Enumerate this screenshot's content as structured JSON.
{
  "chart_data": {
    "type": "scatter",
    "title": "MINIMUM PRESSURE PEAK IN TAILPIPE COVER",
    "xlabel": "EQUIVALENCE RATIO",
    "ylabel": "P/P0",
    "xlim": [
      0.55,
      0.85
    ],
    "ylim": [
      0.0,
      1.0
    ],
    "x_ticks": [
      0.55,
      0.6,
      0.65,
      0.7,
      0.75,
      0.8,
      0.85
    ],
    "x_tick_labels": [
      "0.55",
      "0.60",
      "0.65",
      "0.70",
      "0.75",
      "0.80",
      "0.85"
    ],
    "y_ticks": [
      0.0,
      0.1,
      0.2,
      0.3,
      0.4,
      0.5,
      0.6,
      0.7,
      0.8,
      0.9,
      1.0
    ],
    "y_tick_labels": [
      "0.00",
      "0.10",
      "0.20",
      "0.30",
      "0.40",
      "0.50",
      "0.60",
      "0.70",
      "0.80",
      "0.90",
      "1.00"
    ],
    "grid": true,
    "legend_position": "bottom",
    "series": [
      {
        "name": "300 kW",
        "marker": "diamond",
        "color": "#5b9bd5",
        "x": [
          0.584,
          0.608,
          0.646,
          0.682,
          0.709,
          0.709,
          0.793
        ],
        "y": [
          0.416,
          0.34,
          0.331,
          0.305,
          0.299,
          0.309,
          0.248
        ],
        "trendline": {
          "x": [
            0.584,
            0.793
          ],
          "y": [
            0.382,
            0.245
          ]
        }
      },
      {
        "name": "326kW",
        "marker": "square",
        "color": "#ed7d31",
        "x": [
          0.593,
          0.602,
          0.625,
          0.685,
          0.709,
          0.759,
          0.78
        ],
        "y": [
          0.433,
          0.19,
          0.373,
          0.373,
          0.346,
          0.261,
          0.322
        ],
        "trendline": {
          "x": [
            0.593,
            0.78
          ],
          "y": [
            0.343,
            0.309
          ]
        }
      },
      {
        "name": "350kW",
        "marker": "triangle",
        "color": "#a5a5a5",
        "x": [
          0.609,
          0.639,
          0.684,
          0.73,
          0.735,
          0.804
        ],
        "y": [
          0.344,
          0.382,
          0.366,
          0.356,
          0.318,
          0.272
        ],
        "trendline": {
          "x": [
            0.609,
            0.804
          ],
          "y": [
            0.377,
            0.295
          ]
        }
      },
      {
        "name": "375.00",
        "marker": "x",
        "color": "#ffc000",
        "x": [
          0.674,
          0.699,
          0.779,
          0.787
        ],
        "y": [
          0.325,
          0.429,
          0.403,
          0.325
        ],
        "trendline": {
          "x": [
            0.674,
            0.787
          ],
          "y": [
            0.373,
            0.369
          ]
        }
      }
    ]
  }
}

_Short task:_ Copy out the whole listing exactly as written.

_Answer to this task:_
Enumerate this screenshot's content as structured JSON.
{
  "chart_data": {
    "type": "scatter",
    "title": "MINIMUM PRESSURE PEAK IN TAILPIPE COVER",
    "xlabel": "EQUIVALENCE RATIO",
    "ylabel": "P/P0",
    "xlim": [
      0.55,
      0.85
    ],
    "ylim": [
      0.0,
      1.0
    ],
    "x_ticks": [
      0.55,
      0.6,
      0.65,
      0.7,
      0.75,
      0.8,
      0.85
    ],
    "x_tick_labels": [
      "0.55",
      "0.60",
      "0.65",
      "0.70",
      "0.75",
      "0.80",
      "0.85"
    ],
    "y_ticks": [
      0.0,
      0.1,
      0.2,
      0.3,
      0.4,
      0.5,
      0.6,
      0.7,
      0.8,
      0.9,
      1.0
    ],
    "y_tick_labels": [
      "0.00",
      "0.10",
      "0.20",
      "0.30",
      "0.40",
      "0.50",
      "0.60",
      "0.70",
      "0.80",
      "0.90",
      "1.00"
    ],
    "grid": true,
    "legend_position": "bottom",
    "series": [
      {
        "name": "300 kW",
        "marker": "diamond",
        "color": "#5b9bd5",
        "x": [
          0.584,
          0.608,
          0.646,
          0.682,
          0.709,
          0.709,
          0.793
        ],
        "y": [
          0.416,
          0.34,
          0.331,
          0.305,
          0.299,
          0.309,
          0.248
        ],
        "trendline": {
          "x": [
            0.584,
            0.793
          ],
          "y": [
            0.382,
            0.245
          ]
        }
      },
      {
        "name": "326kW",
        "marker": "square",
        "color": "#ed7d31",
        "x": [
          0.593,
          0.602,
          0.625,
          0.685,
          0.709,
          0.759,
          0.78
        ],
        "y": [
          0.433,
          0.19,
          0.373,
          0.373,
          0.346,
          0.261,
          0.322
        ],
        "trendline": {
          "x": [
            0.593,
            0.78
          ],
          "y": [
            0.343,
            0.309
          ]
        }
      },
      {
        "name": "350kW",
        "marker": "triangle",
        "color": "#a5a5a5",
        "x": [
          0.609,
          0.639,
          0.684,
          0.73,
          0.735,
          0.804
        ],
        "y": [
          0.344,
          0.382,
          0.366,
          0.356,
          0.318,
          0.272
        ],
        "trendline": {
          "x": [
            0.609,
            0.804
          ],
          "y": [
            0.377,
            0.295
          ]
        }
      },
      {
        "name": "375.00",
        "marker": "x",
        "color": "#ffc000",
        "x": [
          0.674,
          0.699,
          0.779,
          0.787
        ],
        "y": [
          0.325,
          0.429,
          0.403,
          0.325
        ],
        "trendline": {
          "x": [
            0.674,
            0.787
          ],
          "y": [
            0.373,
            0.369
          ]
        }
      }
    ]
  }
}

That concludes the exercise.